__WORKING DATA__.
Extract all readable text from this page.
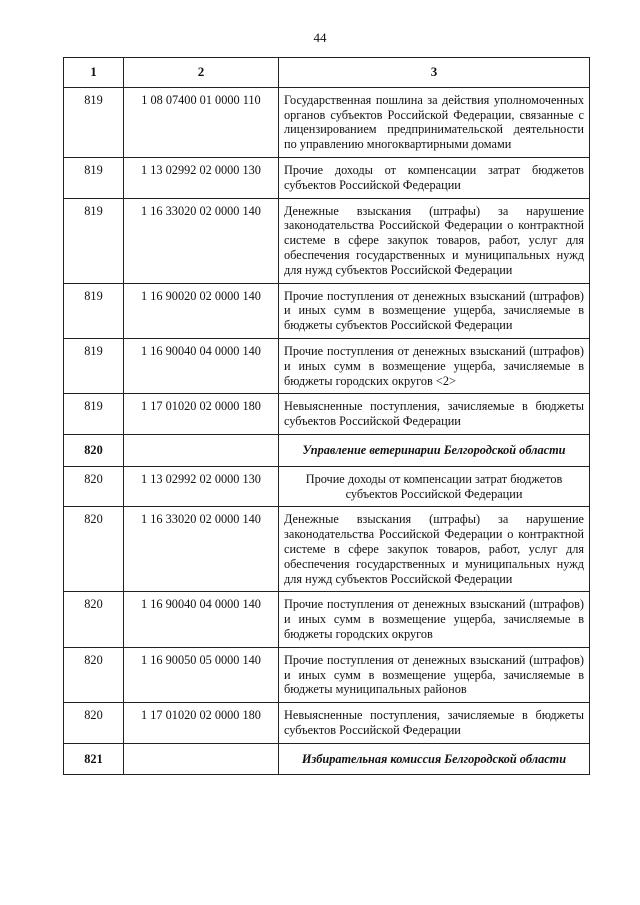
44
1	2	3
819	1 08 07400 01 0000 110	Государственная пошлина за действия уполномоченных органов субъектов Российской Федерации, связанные с лицензированием предпринимательской деятельности по управлению многоквартирными домами
819	1 13 02992 02 0000 130	Прочие доходы от компенсации затрат бюджетов субъектов Российской Федерации
819	1 16 33020 02 0000 140	Денежные взыскания (штрафы) за нарушение законодательства Российской Федерации о контрактной системе в сфере закупок товаров, работ, услуг для обеспечения государственных и муниципальных нужд для нужд субъектов Российской Федерации
819	1 16 90020 02 0000 140	Прочие поступления от денежных взысканий (штрафов) и иных сумм в возмещение ущерба, зачисляемые в бюджеты субъектов Российской Федерации
819	1 16 90040 04 0000 140	Прочие поступления от денежных взысканий (штрафов) и иных сумм в возмещение ущерба, зачисляемые в бюджеты городских округов <2>
819	1 17 01020 02 0000 180	Невыясненные поступления, зачисляемые в бюджеты субъектов Российской Федерации
820		Управление ветеринарии Белгородской области
820	1 13 02992 02 0000 130	Прочие доходы от компенсации затрат бюджетов субъектов Российской Федерации
820	1 16 33020 02 0000 140	Денежные взыскания (штрафы) за нарушение законодательства Российской Федерации о контрактной системе в сфере закупок товаров, работ, услуг для обеспечения государственных и муниципальных нужд для нужд субъектов Российской Федерации
820	1 16 90040 04 0000 140	Прочие поступления от денежных взысканий (штрафов) и иных сумм в возмещение ущерба, зачисляемые в бюджеты городских округов
820	1 16 90050 05 0000 140	Прочие поступления от денежных взысканий (штрафов) и иных сумм в возмещение ущерба, зачисляемые в бюджеты муниципальных районов
820	1 17 01020 02 0000 180	Невыясненные поступления, зачисляемые в бюджеты субъектов Российской Федерации
821		Избирательная комиссия Белгородской области
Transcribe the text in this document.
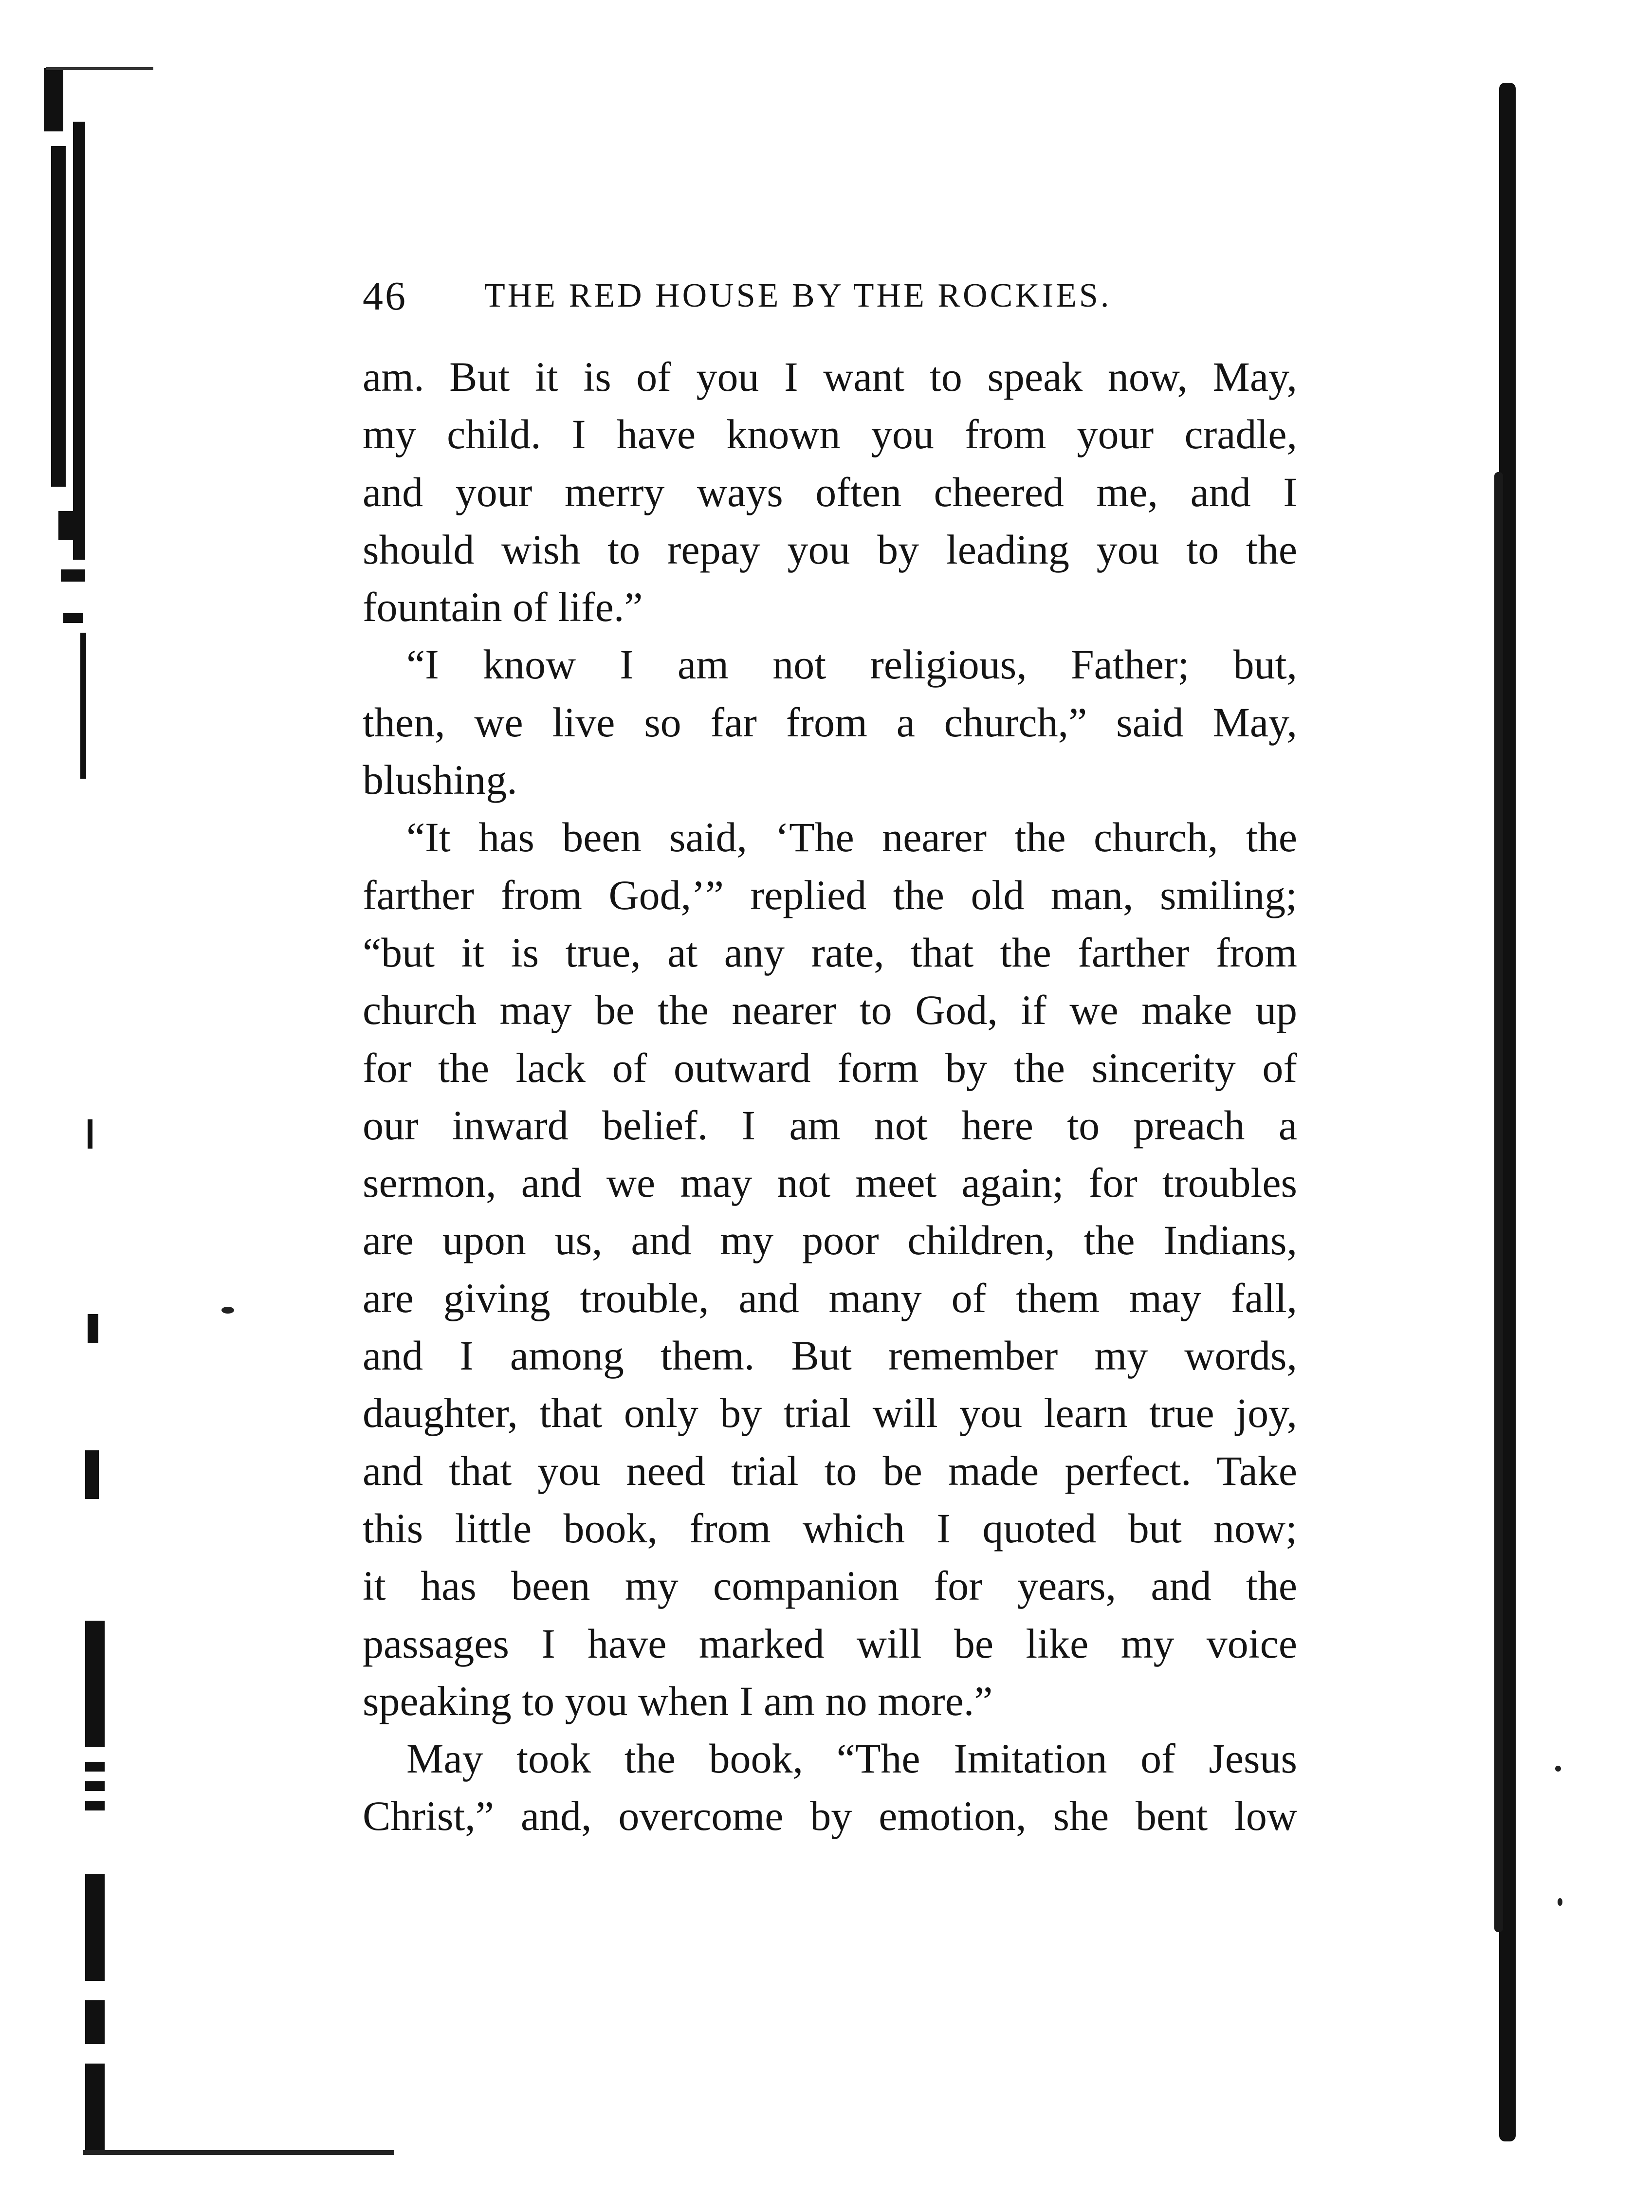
46 THE RED HOUSE BY THE ROCKIES.
am. But it is of you I want to speak now, May,
my child. I have known you from your cradle,
and your merry ways often cheered me, and I
should wish to repay you by leading you to the
fountain of life.”
“I know I am not religious, Father; but,
then, we live so far from a church,” said May,
blushing.
“It has been said, ‘The nearer the church, the
farther from God,’” replied the old man, smiling;
“but it is true, at any rate, that the farther from
church may be the nearer to God, if we make up
for the lack of outward form by the sincerity of
our inward belief. I am not here to preach a
sermon, and we may not meet again; for troubles
are upon us, and my poor children, the Indians,
are giving trouble, and many of them may fall,
and I among them. But remember my words,
daughter, that only by trial will you learn true joy,
and that you need trial to be made perfect. Take
this little book, from which I quoted but now;
it has been my companion for years, and the
passages I have marked will be like my voice
speaking to you when I am no more.”
May took the book, “The Imitation of Jesus
Christ,” and, overcome by emotion, she bent low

__TASK DETAILS__. Quote all the records verbatim, dropping any pictures from your copy.

__RESPONSE TO THE TASK__.
Extract all readable text from this page.
44
1	2	3
819	1 08 07400 01 0000 110	Государственная пошлина за действия уполномоченных органов субъектов Российской Федерации, связанные с лицензированием предпринимательской деятельности по управлению многоквартирными домами
819	1 13 02992 02 0000 130	Прочие доходы от компенсации затрат бюджетов субъектов Российской Федерации
819	1 16 33020 02 0000 140	Денежные взыскания (штрафы) за нарушение законодательства Российской Федерации о контрактной системе в сфере закупок товаров, работ, услуг для обеспечения государственных и муниципальных нужд для нужд субъектов Российской Федерации
819	1 16 90020 02 0000 140	Прочие поступления от денежных взысканий (штрафов) и иных сумм в возмещение ущерба, зачисляемые в бюджеты субъектов Российской Федерации
819	1 16 90040 04 0000 140	Прочие поступления от денежных взысканий (штрафов) и иных сумм в возмещение ущерба, зачисляемые в бюджеты городских округов <2>
819	1 17 01020 02 0000 180	Невыясненные поступления, зачисляемые в бюджеты субъектов Российской Федерации
820		Управление ветеринарии Белгородской области
820	1 13 02992 02 0000 130	Прочие доходы от компенсации затрат бюджетов субъектов Российской Федерации
820	1 16 33020 02 0000 140	Денежные взыскания (штрафы) за нарушение законодательства Российской Федерации о контрактной системе в сфере закупок товаров, работ, услуг для обеспечения государственных и муниципальных нужд для нужд субъектов Российской Федерации
820	1 16 90040 04 0000 140	Прочие поступления от денежных взысканий (штрафов) и иных сумм в возмещение ущерба, зачисляемые в бюджеты городских округов
820	1 16 90050 05 0000 140	Прочие поступления от денежных взысканий (штрафов) и иных сумм в возмещение ущерба, зачисляемые в бюджеты муниципальных районов
820	1 17 01020 02 0000 180	Невыясненные поступления, зачисляемые в бюджеты субъектов Российской Федерации
821		Избирательная комиссия Белгородской области
Transcribe the text in this document.
46 THE RED HOUSE BY THE ROCKIES.
am. But it is of you I want to speak now, May,
my child. I have known you from your cradle,
and your merry ways often cheered me, and I
should wish to repay you by leading you to the
fountain of life.”
“I know I am not religious, Father; but,
then, we live so far from a church,” said May,
blushing.
“It has been said, ‘The nearer the church, the
farther from God,’” replied the old man, smiling;
“but it is true, at any rate, that the farther from
church may be the nearer to God, if we make up
for the lack of outward form by the sincerity of
our inward belief. I am not here to preach a
sermon, and we may not meet again; for troubles
are upon us, and my poor children, the Indians,
are giving trouble, and many of them may fall,
and I among them. But remember my words,
daughter, that only by trial will you learn true joy,
and that you need trial to be made perfect. Take
this little book, from which I quoted but now;
it has been my companion for years, and the
passages I have marked will be like my voice
speaking to you when I am no more.”
May took the book, “The Imitation of Jesus
Christ,” and, overcome by emotion, she bent low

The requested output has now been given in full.